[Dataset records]
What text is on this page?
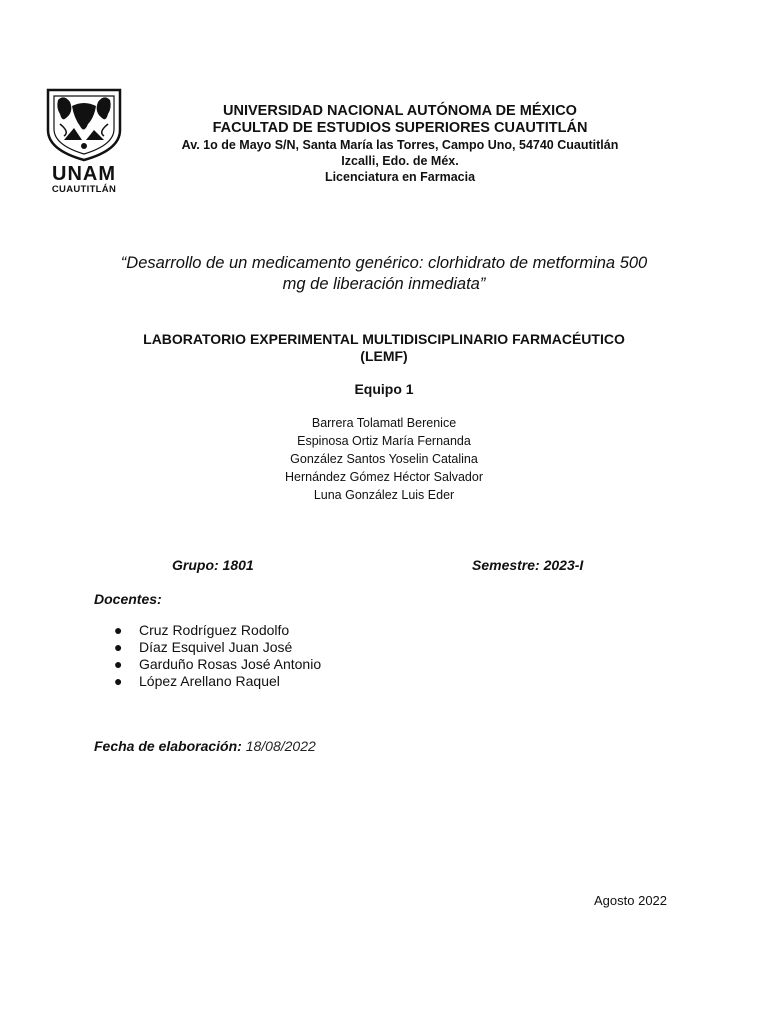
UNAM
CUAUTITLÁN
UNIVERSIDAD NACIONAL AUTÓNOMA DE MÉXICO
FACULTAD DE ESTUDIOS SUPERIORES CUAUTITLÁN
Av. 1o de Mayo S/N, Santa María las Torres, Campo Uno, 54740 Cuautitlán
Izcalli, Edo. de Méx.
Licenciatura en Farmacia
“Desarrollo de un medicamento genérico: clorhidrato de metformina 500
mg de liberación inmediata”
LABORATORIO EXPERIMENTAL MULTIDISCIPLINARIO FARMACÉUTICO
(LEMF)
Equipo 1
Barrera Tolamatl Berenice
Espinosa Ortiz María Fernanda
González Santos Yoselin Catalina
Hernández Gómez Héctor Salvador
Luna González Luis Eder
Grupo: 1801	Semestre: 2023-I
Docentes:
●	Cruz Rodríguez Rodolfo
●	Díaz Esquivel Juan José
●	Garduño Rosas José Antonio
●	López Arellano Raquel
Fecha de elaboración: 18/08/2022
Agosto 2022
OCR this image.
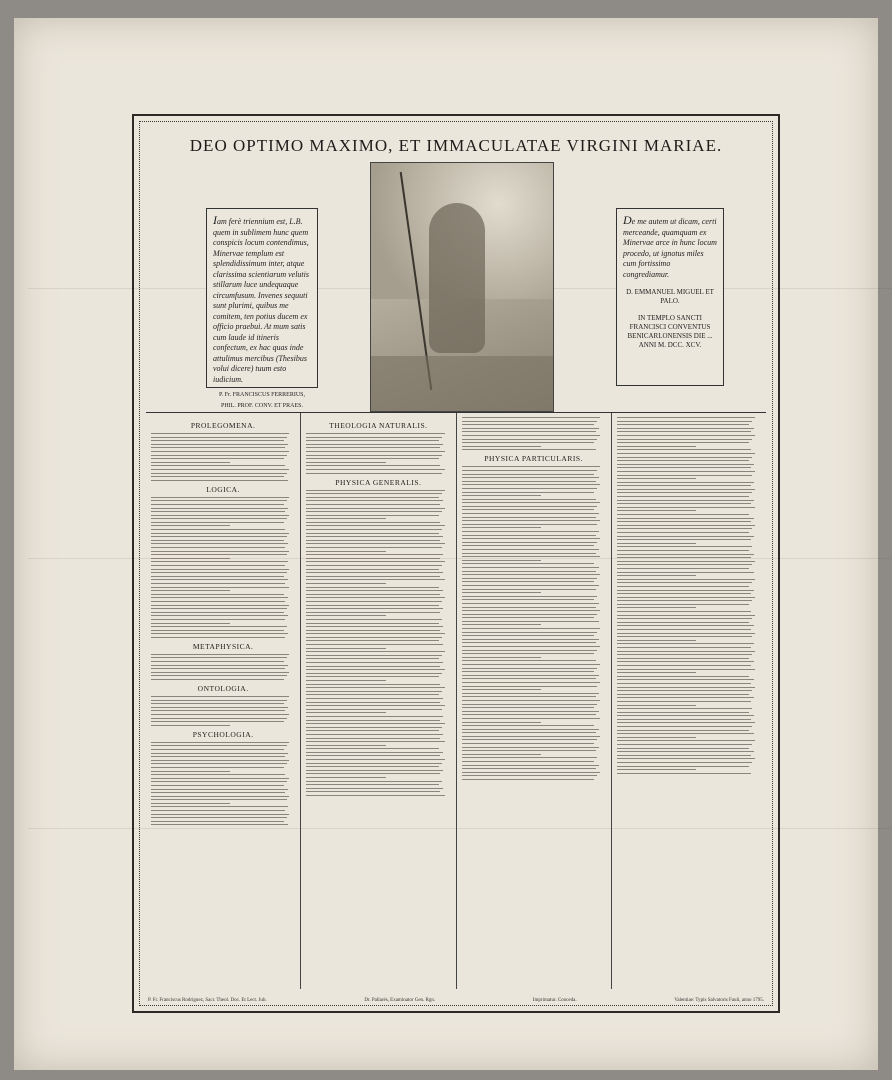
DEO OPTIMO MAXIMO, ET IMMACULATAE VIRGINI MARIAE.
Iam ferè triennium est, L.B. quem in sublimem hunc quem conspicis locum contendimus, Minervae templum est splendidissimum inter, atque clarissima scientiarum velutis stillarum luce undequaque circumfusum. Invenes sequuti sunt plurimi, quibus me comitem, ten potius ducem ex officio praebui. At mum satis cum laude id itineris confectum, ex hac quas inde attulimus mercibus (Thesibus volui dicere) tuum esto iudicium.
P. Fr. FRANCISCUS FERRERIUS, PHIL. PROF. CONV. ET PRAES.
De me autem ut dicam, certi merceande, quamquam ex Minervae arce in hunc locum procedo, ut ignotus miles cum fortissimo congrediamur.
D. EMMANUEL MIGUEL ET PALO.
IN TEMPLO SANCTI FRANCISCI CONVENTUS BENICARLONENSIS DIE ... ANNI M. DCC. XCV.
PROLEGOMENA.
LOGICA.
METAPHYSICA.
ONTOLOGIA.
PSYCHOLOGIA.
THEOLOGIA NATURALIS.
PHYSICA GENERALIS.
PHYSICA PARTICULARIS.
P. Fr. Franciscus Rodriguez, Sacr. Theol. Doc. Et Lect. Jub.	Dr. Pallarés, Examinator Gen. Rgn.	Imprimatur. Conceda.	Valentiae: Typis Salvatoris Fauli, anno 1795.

[Directions]
With the pictures omitted, reproduce the records in full and exactly.

[Correct output]
What text is on this page?
UNAM
CUAUTITLÁN
UNIVERSIDAD NACIONAL AUTÓNOMA DE MÉXICO
FACULTAD DE ESTUDIOS SUPERIORES CUAUTITLÁN
Av. 1o de Mayo S/N, Santa María las Torres, Campo Uno, 54740 Cuautitlán
Izcalli, Edo. de Méx.
Licenciatura en Farmacia
“Desarrollo de un medicamento genérico: clorhidrato de metformina 500
mg de liberación inmediata”
LABORATORIO EXPERIMENTAL MULTIDISCIPLINARIO FARMACÉUTICO
(LEMF)
Equipo 1
Barrera Tolamatl Berenice
Espinosa Ortiz María Fernanda
González Santos Yoselin Catalina
Hernández Gómez Héctor Salvador
Luna González Luis Eder
Grupo: 1801	Semestre: 2023-I
Docentes:
●	Cruz Rodríguez Rodolfo
●	Díaz Esquivel Juan José
●	Garduño Rosas José Antonio
●	López Arellano Raquel
Fecha de elaboración: 18/08/2022
Agosto 2022
OCR this image.
DEO OPTIMO MAXIMO, ET IMMACULATAE VIRGINI MARIAE.
Iam ferè triennium est, L.B. quem in sublimem hunc quem conspicis locum contendimus, Minervae templum est splendidissimum inter, atque clarissima scientiarum velutis stillarum luce undequaque circumfusum. Invenes sequuti sunt plurimi, quibus me comitem, ten potius ducem ex officio praebui. At mum satis cum laude id itineris confectum, ex hac quas inde attulimus mercibus (Thesibus volui dicere) tuum esto iudicium.
P. Fr. FRANCISCUS FERRERIUS, PHIL. PROF. CONV. ET PRAES.
De me autem ut dicam, certi merceande, quamquam ex Minervae arce in hunc locum procedo, ut ignotus miles cum fortissimo congrediamur.
D. EMMANUEL MIGUEL ET PALO.
IN TEMPLO SANCTI FRANCISCI CONVENTUS BENICARLONENSIS DIE ... ANNI M. DCC. XCV.
PROLEGOMENA.
LOGICA.
METAPHYSICA.
ONTOLOGIA.
PSYCHOLOGIA.
THEOLOGIA NATURALIS.
PHYSICA GENERALIS.
PHYSICA PARTICULARIS.
P. Fr. Franciscus Rodriguez, Sacr. Theol. Doc. Et Lect. Jub.	Dr. Pallarés, Examinator Gen. Rgn.	Imprimatur. Conceda.	Valentiae: Typis Salvatoris Fauli, anno 1795.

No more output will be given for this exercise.